(Recorded data)
--

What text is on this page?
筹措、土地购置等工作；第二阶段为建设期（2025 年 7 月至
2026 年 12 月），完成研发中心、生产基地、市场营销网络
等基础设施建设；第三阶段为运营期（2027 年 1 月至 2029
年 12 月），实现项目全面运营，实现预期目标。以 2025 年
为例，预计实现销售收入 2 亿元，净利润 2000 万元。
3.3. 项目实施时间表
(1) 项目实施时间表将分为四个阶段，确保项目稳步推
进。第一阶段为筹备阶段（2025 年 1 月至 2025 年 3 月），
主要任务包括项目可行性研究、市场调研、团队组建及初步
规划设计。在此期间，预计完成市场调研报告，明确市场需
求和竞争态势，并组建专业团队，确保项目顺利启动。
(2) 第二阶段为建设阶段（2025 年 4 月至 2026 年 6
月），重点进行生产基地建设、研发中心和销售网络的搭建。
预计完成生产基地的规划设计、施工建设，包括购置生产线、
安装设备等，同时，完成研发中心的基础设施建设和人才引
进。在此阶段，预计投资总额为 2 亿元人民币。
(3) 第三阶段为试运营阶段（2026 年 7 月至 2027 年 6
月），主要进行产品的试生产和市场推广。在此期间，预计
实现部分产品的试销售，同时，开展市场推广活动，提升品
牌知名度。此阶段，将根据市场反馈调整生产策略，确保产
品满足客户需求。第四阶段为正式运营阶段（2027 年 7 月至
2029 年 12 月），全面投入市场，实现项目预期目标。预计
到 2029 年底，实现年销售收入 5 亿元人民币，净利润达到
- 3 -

--

_STATED TASK_
Reproduce every line above without error.

_FULL ANSWER_
What text is on this page?
筹措、土地购置等工作；第二阶段为建设期（2025 年 7 月至
2026 年 12 月），完成研发中心、生产基地、市场营销网络
等基础设施建设；第三阶段为运营期（2027 年 1 月至 2029
年 12 月），实现项目全面运营，实现预期目标。以 2025 年
为例，预计实现销售收入 2 亿元，净利润 2000 万元。
3.3. 项目实施时间表
(1) 项目实施时间表将分为四个阶段，确保项目稳步推
进。第一阶段为筹备阶段（2025 年 1 月至 2025 年 3 月），
主要任务包括项目可行性研究、市场调研、团队组建及初步
规划设计。在此期间，预计完成市场调研报告，明确市场需
求和竞争态势，并组建专业团队，确保项目顺利启动。
(2) 第二阶段为建设阶段（2025 年 4 月至 2026 年 6
月），重点进行生产基地建设、研发中心和销售网络的搭建。
预计完成生产基地的规划设计、施工建设，包括购置生产线、
安装设备等，同时，完成研发中心的基础设施建设和人才引
进。在此阶段，预计投资总额为 2 亿元人民币。
(3) 第三阶段为试运营阶段（2026 年 7 月至 2027 年 6
月），主要进行产品的试生产和市场推广。在此期间，预计
实现部分产品的试销售，同时，开展市场推广活动，提升品
牌知名度。此阶段，将根据市场反馈调整生产策略，确保产
品满足客户需求。第四阶段为正式运营阶段（2027 年 7 月至
2029 年 12 月），全面投入市场，实现项目预期目标。预计
到 2029 年底，实现年销售收入 5 亿元人民币，净利润达到
- 3 -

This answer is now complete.